Recorded information:
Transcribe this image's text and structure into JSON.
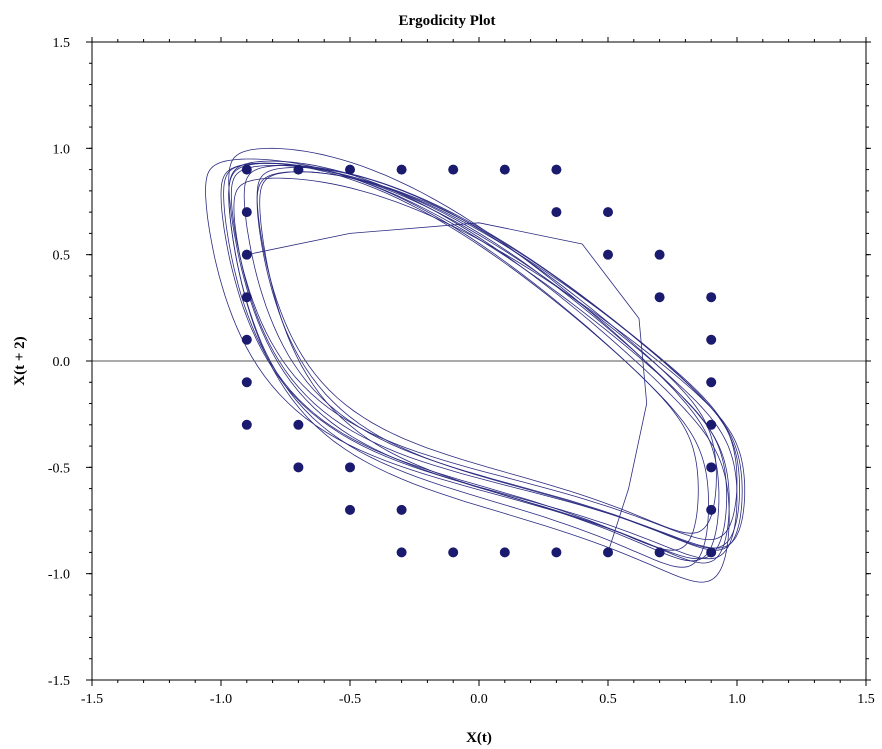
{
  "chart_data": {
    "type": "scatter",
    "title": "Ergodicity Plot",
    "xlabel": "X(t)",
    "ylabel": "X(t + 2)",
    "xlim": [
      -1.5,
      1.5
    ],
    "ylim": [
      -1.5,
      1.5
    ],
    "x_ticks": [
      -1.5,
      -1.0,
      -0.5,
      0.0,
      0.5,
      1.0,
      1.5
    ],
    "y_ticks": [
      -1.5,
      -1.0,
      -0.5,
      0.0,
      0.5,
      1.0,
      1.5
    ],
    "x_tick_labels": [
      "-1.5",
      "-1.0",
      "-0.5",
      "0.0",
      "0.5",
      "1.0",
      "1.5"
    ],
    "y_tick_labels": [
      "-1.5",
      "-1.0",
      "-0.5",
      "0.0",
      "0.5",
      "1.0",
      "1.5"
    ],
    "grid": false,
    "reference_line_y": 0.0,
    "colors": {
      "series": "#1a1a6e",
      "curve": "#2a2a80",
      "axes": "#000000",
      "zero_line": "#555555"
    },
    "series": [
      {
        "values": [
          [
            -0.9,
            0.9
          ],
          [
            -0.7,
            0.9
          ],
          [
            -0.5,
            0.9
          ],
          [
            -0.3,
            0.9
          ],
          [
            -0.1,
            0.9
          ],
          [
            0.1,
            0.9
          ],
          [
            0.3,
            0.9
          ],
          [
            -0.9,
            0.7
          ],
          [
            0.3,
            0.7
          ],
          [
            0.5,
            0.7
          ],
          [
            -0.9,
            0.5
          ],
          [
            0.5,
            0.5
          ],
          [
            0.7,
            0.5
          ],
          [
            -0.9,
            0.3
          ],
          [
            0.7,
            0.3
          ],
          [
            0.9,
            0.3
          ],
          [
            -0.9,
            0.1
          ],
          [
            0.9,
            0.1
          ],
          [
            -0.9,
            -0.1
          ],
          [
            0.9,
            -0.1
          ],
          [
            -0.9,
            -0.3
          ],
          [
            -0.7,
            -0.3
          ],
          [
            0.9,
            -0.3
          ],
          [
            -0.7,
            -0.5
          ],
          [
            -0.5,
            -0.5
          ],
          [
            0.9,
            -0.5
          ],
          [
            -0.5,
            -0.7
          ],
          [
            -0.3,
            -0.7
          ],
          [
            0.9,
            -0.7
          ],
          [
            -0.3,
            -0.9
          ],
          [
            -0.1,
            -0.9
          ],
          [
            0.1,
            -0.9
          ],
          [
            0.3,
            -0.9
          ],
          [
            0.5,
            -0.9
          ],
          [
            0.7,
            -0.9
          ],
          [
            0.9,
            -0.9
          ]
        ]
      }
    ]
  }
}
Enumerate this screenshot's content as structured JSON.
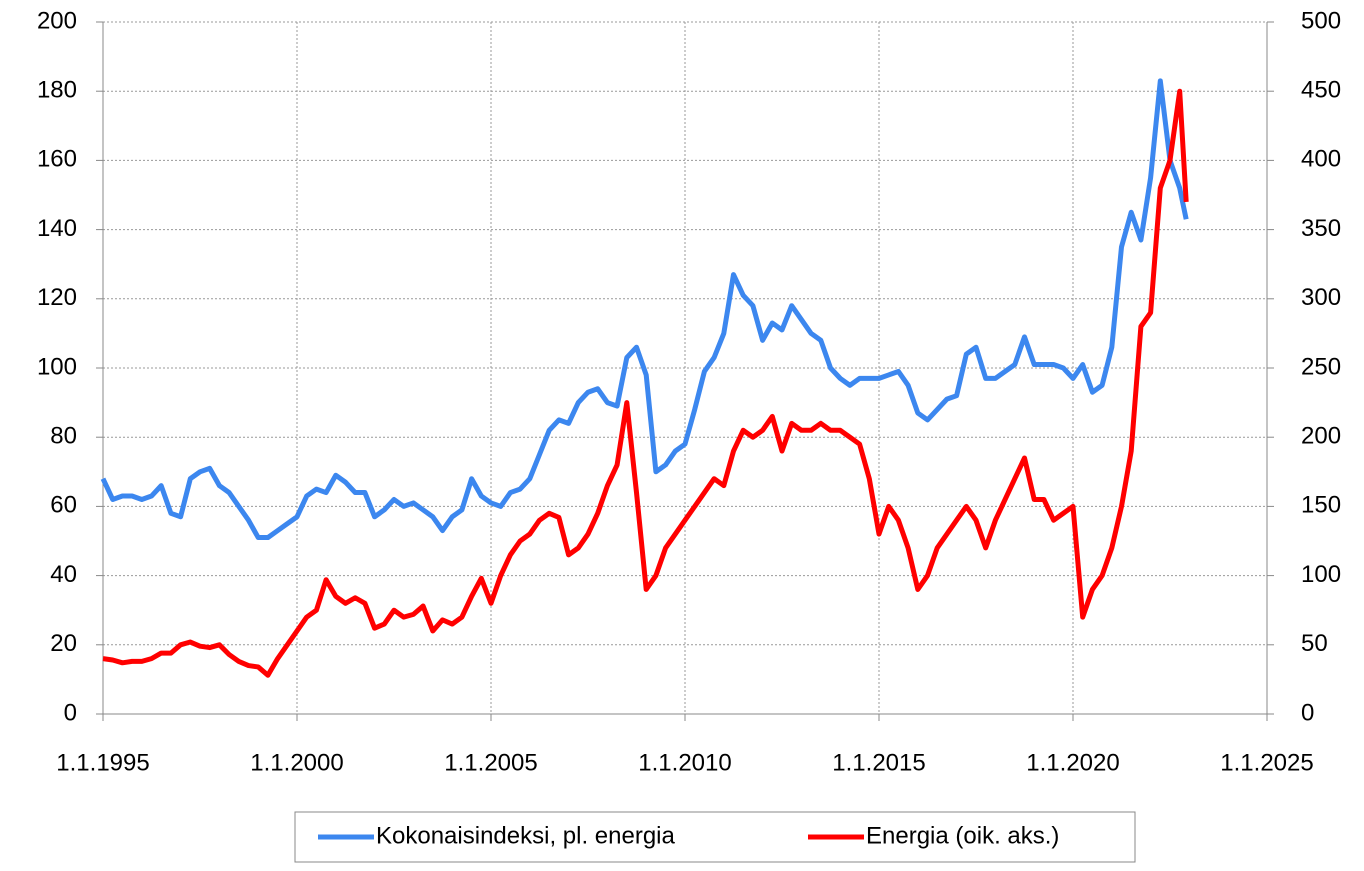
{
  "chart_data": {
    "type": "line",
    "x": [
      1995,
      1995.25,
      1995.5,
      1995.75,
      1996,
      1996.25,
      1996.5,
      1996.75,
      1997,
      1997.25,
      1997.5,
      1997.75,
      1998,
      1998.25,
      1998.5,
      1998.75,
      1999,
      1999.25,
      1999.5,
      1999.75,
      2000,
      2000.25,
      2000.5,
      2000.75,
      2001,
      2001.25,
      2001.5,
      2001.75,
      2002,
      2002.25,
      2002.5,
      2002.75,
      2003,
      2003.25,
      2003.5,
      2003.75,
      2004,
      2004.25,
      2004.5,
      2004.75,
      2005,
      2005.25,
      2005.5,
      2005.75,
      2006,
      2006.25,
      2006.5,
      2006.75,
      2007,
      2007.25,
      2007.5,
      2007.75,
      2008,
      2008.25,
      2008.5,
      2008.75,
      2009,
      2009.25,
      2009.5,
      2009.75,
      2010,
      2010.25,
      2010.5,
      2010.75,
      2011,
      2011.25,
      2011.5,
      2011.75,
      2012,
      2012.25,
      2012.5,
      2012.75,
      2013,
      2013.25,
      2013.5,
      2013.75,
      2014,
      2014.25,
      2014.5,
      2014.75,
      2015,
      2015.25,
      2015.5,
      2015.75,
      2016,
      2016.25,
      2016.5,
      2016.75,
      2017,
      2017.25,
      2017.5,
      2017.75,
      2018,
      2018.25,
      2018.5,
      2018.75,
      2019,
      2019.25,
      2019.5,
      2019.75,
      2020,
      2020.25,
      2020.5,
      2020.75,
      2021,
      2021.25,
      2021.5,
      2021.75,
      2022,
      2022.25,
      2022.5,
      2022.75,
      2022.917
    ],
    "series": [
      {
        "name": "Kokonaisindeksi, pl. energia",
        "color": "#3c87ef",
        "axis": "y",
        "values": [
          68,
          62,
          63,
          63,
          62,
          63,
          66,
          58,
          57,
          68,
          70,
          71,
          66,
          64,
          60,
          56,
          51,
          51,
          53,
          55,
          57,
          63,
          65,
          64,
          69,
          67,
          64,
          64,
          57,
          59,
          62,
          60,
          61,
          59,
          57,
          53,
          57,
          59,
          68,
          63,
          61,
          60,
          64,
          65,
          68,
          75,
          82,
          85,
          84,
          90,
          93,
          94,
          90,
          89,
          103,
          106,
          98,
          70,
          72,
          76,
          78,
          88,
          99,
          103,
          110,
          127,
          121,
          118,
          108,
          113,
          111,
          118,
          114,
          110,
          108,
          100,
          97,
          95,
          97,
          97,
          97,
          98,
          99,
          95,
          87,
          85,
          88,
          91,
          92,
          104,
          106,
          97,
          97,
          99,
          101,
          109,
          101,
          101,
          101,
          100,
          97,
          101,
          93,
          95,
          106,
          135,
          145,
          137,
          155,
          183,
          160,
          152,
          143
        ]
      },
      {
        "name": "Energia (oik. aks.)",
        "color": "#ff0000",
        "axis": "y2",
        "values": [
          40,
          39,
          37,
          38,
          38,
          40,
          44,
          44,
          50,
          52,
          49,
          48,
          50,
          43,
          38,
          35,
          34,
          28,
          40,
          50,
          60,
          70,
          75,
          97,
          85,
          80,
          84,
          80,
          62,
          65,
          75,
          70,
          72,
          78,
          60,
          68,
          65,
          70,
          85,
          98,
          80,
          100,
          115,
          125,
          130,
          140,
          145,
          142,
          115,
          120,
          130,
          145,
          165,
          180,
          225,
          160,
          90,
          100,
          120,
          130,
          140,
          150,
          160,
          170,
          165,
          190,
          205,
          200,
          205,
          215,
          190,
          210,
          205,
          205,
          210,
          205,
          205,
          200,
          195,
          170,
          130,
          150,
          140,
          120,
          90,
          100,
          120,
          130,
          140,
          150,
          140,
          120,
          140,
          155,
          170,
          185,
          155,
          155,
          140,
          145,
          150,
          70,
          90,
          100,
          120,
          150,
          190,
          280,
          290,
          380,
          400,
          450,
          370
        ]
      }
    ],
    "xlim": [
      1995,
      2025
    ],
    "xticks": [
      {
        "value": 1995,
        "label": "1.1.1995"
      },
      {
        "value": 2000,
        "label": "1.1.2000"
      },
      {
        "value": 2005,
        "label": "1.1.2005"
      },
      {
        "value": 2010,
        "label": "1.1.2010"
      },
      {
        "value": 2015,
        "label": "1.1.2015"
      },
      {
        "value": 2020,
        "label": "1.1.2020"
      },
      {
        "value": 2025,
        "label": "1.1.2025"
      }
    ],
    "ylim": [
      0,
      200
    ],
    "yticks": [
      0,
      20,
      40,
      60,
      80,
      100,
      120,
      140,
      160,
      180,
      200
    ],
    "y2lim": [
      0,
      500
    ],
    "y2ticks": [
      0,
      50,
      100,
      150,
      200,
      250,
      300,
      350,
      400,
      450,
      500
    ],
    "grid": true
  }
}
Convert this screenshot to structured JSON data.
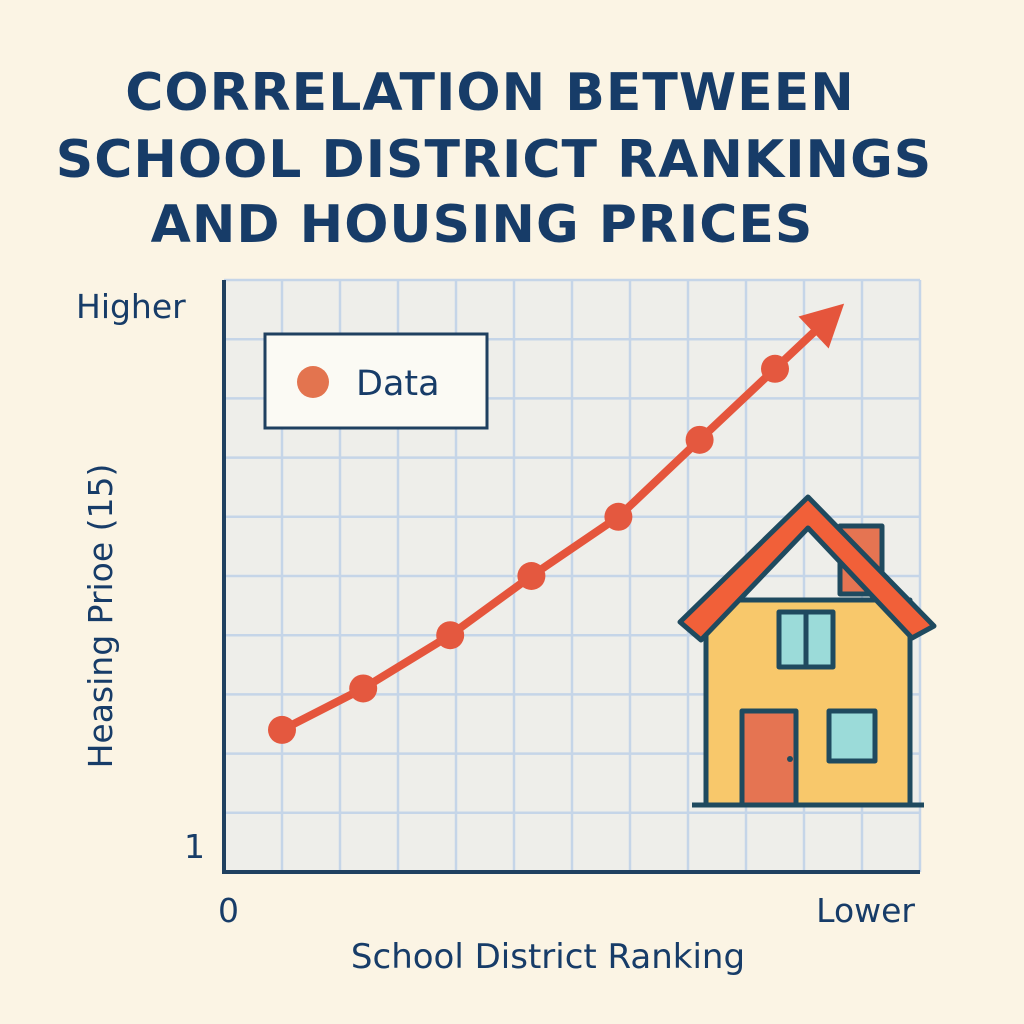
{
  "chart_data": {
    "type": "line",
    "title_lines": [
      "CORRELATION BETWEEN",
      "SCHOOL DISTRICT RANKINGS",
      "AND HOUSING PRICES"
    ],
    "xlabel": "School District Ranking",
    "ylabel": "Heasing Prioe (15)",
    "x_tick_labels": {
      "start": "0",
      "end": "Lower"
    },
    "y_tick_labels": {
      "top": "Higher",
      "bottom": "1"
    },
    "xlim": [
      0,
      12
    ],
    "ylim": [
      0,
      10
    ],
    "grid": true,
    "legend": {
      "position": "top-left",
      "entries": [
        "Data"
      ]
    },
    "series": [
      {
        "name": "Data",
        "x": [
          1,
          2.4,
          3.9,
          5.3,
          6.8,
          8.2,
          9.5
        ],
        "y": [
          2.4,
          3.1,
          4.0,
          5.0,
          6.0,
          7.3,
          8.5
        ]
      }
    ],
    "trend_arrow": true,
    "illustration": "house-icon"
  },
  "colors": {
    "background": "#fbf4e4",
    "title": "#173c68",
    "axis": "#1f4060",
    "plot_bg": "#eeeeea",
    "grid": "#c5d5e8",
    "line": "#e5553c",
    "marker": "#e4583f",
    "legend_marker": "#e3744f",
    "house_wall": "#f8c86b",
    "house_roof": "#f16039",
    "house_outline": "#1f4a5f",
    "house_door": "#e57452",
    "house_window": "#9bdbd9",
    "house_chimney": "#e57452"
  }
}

What needs to be done: Pull out all lines in the data above that include "true".

Response to this exercise:
    "grid": true
    "grid": true,
    "trend_arrow": true,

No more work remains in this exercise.